§ Task to carry out: Give the data from its first line through the line containing "- delivery-date: Dec 14: [687, 722, 743, 741]" as a numbered list, leaving out any blank lines.

§ Material provided:
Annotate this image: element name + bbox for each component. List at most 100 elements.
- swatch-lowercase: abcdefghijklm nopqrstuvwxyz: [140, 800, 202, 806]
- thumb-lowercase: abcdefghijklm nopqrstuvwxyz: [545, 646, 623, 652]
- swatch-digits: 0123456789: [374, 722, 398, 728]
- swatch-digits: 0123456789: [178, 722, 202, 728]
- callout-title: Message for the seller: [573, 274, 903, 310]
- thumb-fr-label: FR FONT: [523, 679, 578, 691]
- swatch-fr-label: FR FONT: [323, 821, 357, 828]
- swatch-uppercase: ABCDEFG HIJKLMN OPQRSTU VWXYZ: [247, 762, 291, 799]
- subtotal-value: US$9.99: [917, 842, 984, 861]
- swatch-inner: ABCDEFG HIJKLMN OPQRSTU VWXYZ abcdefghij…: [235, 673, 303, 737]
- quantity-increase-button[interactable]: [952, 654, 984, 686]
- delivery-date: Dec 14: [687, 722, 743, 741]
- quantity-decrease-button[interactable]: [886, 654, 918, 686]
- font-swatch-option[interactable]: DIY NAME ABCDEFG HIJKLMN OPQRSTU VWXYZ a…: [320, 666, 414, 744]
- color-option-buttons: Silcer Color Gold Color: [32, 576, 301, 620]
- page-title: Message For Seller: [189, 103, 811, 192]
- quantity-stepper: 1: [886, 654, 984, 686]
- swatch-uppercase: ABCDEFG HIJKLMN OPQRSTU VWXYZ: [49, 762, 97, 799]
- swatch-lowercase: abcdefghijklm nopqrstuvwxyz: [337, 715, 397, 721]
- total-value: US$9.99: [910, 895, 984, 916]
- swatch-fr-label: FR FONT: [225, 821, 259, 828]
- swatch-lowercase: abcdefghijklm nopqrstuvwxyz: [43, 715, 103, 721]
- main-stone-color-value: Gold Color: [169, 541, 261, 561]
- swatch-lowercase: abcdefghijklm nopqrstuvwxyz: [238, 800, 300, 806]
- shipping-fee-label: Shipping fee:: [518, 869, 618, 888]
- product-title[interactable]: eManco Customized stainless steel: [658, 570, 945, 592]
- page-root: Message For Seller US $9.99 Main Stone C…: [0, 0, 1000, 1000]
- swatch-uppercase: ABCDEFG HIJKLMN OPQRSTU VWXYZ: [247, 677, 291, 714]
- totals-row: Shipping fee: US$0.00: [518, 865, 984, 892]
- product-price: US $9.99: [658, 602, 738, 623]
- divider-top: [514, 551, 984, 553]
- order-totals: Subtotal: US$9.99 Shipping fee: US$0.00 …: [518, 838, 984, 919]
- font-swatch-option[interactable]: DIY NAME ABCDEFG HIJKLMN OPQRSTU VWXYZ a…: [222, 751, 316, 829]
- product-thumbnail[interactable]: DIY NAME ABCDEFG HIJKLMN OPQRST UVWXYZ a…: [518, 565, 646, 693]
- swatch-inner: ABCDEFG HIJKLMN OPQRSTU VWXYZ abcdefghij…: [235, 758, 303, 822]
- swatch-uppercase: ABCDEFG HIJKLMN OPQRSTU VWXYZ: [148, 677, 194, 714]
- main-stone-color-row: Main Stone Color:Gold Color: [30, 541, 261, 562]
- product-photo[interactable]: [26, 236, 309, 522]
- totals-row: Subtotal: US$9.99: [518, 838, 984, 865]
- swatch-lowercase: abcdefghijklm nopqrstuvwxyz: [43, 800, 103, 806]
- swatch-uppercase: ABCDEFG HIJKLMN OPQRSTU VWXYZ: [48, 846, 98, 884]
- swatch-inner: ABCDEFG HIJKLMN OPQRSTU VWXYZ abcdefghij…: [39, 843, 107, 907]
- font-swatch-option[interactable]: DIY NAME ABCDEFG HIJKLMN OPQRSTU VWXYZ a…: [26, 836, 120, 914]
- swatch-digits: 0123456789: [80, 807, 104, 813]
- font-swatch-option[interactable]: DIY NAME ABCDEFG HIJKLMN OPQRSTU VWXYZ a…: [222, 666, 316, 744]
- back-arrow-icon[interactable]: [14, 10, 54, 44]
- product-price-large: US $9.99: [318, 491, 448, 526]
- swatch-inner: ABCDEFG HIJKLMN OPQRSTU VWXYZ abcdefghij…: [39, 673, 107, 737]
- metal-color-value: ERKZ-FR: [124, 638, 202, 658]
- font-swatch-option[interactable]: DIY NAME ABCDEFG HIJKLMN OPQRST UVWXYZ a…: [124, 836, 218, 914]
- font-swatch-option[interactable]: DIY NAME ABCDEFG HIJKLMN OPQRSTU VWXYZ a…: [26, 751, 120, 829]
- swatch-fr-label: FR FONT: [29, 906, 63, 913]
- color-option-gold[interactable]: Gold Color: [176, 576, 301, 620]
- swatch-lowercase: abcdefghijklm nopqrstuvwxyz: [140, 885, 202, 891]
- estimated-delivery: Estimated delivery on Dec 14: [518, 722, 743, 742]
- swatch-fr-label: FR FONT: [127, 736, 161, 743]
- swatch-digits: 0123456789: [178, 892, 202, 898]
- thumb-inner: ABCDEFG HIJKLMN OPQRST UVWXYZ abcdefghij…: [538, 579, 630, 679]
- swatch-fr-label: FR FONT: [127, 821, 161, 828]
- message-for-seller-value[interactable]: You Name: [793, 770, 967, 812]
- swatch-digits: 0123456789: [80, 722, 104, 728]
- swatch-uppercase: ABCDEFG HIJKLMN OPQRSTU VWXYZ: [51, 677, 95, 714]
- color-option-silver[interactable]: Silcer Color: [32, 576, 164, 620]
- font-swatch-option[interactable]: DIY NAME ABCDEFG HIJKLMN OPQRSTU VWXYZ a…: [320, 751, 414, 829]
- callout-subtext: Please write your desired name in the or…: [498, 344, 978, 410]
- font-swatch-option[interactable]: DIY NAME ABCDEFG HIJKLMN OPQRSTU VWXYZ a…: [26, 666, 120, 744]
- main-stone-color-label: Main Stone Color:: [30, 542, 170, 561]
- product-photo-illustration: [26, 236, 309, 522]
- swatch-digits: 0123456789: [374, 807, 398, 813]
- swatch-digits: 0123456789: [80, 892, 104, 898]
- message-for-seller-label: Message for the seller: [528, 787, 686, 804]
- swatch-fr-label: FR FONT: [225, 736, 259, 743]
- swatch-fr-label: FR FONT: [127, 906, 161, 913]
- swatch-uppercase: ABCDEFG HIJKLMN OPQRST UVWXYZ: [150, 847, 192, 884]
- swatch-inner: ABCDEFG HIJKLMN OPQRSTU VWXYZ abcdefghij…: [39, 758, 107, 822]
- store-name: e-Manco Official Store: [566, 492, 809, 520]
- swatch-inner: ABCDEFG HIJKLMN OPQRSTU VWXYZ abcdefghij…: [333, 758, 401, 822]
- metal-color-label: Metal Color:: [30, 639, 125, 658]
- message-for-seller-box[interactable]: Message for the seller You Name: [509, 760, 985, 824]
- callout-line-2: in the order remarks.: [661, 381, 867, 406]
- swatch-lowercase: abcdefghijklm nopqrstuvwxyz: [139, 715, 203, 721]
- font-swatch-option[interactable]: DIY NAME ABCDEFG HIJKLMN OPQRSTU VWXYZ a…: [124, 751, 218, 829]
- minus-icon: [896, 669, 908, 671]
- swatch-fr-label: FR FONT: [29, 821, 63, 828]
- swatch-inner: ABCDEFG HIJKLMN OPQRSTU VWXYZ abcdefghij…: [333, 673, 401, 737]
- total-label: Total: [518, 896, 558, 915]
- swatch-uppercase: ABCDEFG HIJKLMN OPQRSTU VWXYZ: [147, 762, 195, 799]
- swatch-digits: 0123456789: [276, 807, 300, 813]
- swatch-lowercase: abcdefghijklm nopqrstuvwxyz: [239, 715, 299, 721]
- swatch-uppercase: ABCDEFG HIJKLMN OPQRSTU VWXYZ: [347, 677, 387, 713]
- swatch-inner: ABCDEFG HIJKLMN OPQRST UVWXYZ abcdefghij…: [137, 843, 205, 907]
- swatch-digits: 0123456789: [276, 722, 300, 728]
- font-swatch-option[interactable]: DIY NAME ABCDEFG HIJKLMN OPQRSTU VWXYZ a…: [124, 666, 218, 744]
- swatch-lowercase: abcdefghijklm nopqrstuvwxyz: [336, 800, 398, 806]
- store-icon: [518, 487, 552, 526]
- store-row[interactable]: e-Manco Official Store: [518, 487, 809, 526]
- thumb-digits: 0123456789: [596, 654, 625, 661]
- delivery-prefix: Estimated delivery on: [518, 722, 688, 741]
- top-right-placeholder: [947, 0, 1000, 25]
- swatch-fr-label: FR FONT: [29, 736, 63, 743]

§ Output:
1. Annotate this image: element name + bbox for each component. List at most 100 elements.
2. - swatch-lowercase: abcdefghijklm nopqrstuvwxyz: [140, 800, 202, 806]
3. - thumb-lowercase: abcdefghijklm nopqrstuvwxyz: [545, 646, 623, 652]
4. - swatch-digits: 0123456789: [374, 722, 398, 728]
5. - swatch-digits: 0123456789: [178, 722, 202, 728]
6. - callout-title: Message for the seller: [573, 274, 903, 310]
7. - thumb-fr-label: FR FONT: [523, 679, 578, 691]
8. - swatch-fr-label: FR FONT: [323, 821, 357, 828]
9. - swatch-uppercase: ABCDEFG HIJKLMN OPQRSTU VWXYZ: [247, 762, 291, 799]
10. - subtotal-value: US$9.99: [917, 842, 984, 861]
11. - swatch-inner: ABCDEFG HIJKLMN OPQRSTU VWXYZ abcdefghij…: [235, 673, 303, 737]
12. - quantity-increase-button[interactable]: [952, 654, 984, 686]
13. - delivery-date: Dec 14: [687, 722, 743, 741]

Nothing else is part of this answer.